• Provided records
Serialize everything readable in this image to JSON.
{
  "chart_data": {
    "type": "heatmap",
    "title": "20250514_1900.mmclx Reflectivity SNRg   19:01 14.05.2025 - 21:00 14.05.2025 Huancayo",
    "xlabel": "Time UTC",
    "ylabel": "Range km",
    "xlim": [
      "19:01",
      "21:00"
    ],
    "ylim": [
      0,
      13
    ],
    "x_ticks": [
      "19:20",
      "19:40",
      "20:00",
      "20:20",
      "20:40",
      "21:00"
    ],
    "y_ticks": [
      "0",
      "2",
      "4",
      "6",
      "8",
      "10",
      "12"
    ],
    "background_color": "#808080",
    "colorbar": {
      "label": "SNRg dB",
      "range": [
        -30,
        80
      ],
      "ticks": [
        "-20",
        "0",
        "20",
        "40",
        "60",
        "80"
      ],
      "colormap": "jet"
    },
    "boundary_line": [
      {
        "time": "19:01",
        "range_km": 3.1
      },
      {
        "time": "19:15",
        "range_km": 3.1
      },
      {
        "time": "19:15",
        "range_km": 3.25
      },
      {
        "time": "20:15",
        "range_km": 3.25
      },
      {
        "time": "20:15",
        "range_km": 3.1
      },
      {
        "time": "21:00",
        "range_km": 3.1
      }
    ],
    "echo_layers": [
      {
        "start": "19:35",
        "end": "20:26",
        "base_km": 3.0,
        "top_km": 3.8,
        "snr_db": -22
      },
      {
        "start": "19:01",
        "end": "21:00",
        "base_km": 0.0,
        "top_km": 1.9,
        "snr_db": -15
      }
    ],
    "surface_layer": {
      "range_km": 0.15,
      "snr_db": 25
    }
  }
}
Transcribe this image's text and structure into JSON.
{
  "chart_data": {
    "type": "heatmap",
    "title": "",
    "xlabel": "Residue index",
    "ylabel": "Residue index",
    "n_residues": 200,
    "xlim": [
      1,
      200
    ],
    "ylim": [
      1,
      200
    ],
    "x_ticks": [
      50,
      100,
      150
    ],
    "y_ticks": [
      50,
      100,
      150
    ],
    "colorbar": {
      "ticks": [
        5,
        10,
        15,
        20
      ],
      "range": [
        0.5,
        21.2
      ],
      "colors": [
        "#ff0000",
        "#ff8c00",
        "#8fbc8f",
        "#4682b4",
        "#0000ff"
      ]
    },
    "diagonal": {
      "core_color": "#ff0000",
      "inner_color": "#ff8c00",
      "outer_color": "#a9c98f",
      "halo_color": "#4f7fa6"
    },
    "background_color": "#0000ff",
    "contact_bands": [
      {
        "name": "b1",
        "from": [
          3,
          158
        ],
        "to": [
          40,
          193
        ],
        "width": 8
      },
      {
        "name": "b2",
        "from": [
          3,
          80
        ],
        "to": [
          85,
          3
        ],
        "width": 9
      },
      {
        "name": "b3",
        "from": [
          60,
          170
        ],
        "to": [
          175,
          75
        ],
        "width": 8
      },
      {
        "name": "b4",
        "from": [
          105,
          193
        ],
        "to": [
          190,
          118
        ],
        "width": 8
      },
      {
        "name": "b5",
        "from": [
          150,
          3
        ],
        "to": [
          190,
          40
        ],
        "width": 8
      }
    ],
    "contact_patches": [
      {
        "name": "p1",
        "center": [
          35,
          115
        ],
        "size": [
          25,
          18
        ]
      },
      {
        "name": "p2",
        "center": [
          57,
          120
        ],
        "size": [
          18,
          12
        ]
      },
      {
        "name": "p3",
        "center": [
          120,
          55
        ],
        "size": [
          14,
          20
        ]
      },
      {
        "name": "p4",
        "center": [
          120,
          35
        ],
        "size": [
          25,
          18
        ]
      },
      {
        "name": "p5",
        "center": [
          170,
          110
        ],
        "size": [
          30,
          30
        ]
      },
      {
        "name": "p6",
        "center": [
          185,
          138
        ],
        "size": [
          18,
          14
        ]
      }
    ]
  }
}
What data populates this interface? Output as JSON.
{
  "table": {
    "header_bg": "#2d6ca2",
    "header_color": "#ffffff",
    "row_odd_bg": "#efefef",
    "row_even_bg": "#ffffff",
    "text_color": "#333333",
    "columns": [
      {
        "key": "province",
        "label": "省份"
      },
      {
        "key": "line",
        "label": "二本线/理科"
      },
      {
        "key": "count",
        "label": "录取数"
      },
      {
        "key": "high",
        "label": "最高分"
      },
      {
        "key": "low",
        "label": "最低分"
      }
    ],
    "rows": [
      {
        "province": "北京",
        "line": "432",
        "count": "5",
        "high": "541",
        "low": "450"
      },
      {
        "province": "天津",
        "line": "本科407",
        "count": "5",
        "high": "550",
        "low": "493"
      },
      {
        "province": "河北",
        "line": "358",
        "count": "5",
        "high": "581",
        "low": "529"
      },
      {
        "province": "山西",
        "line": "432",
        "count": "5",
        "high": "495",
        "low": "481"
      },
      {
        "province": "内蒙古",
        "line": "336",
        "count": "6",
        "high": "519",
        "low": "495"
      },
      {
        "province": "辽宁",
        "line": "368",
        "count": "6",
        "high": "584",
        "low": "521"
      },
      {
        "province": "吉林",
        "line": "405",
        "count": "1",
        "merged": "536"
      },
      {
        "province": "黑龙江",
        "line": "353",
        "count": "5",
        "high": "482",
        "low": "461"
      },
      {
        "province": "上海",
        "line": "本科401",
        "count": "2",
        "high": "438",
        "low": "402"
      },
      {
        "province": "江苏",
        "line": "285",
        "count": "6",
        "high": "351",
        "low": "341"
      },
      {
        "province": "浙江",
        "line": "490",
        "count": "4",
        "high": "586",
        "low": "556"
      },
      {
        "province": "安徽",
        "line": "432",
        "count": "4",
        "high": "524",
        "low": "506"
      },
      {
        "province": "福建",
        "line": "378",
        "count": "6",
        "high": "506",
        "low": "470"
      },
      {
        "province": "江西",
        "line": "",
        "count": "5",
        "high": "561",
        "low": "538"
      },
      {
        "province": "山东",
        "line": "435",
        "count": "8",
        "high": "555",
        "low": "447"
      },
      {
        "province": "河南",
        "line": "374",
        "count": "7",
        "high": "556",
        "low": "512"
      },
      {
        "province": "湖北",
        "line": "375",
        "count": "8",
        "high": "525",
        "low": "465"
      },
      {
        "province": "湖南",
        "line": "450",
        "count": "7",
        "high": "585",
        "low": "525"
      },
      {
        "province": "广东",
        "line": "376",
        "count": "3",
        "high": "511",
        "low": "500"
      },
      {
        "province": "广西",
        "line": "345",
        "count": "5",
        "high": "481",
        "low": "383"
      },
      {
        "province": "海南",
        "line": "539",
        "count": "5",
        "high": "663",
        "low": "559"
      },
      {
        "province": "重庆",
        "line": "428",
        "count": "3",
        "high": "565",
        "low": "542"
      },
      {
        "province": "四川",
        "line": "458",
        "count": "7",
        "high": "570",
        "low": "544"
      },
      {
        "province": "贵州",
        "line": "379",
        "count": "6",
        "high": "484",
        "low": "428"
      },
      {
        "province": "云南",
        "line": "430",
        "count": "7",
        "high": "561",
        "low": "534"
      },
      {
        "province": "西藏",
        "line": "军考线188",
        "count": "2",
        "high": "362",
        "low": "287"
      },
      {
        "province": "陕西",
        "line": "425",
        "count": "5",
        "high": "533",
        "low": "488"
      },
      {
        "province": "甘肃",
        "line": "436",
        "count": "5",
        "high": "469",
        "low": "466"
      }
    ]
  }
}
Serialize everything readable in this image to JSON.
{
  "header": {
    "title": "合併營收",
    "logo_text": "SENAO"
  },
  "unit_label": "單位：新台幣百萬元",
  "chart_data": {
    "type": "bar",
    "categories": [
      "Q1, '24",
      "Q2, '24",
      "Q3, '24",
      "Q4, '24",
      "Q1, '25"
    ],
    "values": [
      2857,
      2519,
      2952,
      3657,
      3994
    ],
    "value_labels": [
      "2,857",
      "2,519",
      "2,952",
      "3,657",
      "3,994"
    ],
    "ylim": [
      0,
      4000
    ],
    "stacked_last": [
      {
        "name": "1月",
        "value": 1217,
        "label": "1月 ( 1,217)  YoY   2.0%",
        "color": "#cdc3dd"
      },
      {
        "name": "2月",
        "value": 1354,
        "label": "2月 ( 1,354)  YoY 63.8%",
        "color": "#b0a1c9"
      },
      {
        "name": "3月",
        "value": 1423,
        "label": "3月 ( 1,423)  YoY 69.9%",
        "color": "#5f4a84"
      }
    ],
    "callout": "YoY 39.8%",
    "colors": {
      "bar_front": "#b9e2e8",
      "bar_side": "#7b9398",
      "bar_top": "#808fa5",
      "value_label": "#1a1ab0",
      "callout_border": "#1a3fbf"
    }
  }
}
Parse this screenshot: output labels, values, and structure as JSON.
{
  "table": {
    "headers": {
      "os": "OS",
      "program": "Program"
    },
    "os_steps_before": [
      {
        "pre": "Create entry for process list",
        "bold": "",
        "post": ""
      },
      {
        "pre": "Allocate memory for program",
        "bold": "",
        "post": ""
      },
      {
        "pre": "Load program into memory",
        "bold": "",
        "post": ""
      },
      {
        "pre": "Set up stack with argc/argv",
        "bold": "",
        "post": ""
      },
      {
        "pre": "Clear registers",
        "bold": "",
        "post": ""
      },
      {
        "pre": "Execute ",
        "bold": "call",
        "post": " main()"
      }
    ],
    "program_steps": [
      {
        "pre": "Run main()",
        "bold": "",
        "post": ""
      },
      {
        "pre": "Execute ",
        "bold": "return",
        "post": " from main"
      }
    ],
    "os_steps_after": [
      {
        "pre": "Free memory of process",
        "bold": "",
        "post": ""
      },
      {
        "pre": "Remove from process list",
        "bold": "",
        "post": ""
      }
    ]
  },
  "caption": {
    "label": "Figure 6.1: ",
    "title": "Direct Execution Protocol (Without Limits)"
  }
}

• What you need to do
Among the entries above, identify all lines with "process" and copy them.

• Solution
        "pre": "Create entry for process list",
        "pre": "Free memory of process",
        "pre": "Remove from process list",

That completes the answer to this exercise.